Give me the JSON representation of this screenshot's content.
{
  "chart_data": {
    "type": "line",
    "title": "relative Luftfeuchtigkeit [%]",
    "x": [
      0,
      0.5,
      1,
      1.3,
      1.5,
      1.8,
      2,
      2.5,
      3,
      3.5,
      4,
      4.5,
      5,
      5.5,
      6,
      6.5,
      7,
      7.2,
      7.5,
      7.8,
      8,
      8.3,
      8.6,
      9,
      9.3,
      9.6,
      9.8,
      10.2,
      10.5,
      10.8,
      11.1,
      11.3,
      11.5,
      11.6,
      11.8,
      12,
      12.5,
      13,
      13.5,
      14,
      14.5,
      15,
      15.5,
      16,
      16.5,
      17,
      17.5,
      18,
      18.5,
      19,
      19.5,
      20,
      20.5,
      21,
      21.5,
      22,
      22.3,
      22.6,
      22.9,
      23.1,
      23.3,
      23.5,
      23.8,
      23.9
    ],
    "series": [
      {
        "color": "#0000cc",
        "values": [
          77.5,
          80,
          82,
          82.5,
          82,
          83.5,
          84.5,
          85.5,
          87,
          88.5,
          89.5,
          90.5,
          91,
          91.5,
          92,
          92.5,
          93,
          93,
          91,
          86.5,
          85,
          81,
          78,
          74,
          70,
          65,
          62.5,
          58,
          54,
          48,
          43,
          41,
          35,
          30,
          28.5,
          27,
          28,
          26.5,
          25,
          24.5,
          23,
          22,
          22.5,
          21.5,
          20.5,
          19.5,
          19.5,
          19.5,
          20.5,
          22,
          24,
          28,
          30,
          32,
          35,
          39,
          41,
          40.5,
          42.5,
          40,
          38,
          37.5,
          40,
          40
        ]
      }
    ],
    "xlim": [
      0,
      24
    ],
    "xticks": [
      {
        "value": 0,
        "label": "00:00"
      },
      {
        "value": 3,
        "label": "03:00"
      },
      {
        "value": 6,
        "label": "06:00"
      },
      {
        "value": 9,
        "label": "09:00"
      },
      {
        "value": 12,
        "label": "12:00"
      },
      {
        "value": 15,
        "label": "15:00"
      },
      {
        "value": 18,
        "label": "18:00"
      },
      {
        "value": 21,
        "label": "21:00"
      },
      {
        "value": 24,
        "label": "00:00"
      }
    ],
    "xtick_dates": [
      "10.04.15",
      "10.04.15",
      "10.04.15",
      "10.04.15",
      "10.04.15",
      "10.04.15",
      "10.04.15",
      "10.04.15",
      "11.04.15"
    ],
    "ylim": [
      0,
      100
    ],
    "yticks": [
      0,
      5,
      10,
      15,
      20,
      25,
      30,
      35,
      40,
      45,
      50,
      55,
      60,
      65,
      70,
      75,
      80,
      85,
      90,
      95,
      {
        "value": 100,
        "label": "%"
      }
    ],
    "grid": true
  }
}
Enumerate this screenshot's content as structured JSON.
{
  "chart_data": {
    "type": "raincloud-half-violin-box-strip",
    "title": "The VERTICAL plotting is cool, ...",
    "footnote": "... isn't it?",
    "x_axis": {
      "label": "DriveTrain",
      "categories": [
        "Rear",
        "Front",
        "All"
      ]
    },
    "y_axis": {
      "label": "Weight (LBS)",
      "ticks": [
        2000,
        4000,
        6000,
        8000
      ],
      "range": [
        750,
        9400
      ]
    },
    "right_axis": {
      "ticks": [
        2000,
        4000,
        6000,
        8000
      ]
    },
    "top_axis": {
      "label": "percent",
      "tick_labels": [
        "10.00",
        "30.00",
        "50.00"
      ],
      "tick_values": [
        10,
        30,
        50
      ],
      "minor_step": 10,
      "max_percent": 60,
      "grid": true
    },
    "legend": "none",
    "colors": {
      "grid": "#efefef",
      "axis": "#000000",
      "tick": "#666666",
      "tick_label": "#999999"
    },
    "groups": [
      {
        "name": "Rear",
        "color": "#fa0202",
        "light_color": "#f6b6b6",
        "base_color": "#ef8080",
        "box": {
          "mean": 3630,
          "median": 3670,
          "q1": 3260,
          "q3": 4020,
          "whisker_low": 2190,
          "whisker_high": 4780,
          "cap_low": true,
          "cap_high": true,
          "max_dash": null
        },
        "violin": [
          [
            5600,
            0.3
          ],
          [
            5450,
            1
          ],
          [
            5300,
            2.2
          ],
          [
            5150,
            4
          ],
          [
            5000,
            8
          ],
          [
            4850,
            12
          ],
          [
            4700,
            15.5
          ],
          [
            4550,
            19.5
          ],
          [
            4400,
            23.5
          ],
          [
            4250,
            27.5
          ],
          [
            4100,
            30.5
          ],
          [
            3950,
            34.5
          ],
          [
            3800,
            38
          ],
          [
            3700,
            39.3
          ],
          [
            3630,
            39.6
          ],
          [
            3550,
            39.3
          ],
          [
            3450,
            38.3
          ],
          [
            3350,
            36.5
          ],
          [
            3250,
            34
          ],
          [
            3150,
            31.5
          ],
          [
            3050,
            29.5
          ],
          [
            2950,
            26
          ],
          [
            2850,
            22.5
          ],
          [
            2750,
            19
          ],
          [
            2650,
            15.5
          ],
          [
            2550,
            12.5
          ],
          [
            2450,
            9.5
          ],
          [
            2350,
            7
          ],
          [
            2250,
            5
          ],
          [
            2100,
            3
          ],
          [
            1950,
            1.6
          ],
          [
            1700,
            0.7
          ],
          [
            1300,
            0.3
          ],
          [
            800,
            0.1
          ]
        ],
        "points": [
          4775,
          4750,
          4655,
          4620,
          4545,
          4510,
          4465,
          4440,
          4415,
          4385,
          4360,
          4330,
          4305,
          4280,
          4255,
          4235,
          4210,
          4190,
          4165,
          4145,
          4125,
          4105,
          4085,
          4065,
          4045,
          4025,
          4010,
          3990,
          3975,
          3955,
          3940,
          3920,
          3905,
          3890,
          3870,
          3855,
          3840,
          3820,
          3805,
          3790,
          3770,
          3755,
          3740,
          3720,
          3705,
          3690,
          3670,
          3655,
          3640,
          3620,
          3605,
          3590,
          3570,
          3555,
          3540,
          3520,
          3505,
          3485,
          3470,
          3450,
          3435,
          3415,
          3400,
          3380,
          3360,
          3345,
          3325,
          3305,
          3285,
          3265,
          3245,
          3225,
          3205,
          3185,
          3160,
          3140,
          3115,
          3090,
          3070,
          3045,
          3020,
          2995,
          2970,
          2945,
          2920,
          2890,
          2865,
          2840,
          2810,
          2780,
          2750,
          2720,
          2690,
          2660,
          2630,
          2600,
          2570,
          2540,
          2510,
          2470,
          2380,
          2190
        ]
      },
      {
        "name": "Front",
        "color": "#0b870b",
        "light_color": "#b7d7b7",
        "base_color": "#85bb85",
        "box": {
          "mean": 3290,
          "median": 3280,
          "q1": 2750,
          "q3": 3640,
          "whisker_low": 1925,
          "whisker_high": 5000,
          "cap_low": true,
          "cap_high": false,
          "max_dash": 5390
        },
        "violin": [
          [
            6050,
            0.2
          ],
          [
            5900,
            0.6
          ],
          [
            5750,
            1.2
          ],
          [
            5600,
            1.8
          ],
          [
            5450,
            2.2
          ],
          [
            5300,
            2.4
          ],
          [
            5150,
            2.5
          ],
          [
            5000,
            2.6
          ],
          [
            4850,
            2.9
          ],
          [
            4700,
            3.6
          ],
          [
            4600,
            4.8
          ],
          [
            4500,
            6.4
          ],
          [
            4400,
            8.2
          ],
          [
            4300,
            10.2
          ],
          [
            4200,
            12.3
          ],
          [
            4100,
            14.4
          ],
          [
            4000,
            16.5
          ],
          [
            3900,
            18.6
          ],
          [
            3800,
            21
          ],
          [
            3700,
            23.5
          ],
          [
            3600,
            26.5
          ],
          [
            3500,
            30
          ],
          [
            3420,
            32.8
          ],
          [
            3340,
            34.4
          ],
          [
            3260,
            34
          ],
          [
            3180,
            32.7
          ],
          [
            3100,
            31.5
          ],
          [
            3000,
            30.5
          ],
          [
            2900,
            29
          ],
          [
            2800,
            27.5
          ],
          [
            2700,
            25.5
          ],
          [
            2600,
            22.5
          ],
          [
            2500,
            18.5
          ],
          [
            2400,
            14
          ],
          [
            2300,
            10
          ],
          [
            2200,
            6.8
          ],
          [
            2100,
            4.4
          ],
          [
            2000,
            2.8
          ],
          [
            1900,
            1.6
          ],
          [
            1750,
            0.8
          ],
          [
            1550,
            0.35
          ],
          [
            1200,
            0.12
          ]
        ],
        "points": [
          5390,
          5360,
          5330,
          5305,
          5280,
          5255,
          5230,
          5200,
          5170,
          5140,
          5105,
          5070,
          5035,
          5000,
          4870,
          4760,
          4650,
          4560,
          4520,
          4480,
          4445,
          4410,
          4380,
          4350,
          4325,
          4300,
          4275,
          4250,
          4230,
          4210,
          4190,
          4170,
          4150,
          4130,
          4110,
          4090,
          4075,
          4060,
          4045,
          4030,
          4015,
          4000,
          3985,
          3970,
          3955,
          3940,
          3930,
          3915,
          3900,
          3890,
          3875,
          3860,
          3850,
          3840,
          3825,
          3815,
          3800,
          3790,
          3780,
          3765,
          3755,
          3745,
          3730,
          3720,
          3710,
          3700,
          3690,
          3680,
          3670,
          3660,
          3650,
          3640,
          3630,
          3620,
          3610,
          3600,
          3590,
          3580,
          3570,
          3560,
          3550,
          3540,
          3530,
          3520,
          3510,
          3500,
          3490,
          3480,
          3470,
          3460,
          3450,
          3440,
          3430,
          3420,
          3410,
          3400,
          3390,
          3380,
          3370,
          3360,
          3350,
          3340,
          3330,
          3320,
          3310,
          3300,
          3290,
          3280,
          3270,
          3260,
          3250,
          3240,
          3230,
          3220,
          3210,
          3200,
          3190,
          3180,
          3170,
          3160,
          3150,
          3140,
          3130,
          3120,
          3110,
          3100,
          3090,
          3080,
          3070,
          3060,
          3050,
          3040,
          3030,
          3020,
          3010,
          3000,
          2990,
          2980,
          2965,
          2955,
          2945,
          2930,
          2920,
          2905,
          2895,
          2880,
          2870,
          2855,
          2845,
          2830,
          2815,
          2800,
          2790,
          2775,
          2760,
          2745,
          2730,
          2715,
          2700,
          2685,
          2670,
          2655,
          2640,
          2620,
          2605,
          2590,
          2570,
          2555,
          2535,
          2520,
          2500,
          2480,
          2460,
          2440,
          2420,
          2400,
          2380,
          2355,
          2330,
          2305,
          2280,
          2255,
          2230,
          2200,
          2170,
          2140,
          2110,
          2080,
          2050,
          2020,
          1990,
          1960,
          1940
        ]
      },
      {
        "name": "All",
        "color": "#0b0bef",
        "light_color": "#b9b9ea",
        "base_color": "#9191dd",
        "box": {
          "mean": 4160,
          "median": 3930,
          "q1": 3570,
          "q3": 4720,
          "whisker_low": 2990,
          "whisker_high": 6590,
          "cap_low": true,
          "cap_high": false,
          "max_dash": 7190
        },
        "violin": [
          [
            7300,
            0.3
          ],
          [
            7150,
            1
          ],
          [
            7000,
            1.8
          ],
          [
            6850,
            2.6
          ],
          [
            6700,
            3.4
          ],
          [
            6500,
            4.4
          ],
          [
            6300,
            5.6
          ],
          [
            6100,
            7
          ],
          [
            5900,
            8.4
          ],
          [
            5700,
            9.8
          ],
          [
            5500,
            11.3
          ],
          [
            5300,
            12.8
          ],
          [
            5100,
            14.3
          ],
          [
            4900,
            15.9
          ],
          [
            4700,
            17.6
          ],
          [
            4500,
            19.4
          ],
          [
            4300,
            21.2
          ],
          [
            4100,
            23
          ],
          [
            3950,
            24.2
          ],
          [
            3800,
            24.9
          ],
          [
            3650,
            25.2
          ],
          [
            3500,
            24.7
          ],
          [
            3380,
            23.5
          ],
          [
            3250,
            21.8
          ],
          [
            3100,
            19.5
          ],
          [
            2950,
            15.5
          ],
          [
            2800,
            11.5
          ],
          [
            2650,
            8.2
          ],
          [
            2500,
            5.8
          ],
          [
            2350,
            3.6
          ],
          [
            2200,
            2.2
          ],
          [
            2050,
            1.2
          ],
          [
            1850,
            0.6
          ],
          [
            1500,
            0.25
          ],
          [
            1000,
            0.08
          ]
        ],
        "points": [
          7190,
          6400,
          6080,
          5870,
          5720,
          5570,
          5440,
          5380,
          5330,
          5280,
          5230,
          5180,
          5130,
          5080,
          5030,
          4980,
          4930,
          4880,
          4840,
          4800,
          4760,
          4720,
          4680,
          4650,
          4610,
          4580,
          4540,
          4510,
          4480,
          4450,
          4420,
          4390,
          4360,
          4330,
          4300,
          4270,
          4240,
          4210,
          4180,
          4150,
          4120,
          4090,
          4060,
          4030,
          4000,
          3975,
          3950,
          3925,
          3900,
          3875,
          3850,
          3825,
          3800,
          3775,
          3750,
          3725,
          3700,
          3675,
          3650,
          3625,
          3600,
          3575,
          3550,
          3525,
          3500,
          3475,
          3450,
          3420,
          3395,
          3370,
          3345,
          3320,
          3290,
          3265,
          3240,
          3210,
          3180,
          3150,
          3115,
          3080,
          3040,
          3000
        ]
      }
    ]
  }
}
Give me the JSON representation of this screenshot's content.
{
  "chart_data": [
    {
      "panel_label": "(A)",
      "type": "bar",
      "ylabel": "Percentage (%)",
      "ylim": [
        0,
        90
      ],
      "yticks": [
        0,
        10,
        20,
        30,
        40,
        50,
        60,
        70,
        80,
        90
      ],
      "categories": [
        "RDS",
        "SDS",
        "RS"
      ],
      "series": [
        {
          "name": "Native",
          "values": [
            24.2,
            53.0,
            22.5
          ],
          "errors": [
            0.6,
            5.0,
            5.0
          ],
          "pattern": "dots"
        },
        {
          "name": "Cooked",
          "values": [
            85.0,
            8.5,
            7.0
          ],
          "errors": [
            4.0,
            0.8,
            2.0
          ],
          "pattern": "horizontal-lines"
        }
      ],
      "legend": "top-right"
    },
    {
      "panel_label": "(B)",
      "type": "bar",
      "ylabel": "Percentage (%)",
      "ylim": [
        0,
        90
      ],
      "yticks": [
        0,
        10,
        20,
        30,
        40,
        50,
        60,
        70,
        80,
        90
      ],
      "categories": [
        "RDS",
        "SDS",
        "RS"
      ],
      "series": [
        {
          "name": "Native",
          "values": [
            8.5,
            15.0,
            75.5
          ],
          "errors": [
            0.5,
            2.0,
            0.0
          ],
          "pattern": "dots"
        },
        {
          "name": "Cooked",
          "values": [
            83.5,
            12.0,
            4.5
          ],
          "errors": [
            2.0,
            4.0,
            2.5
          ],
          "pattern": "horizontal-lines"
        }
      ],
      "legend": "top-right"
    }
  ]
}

### Exercise description
Search the data above for the word "title", then gather each line in which it appears.

### Final result
    "title": "relative Luftfeuchtigkeit [%]",
    "title": "The VERTICAL plotting is cool, ...",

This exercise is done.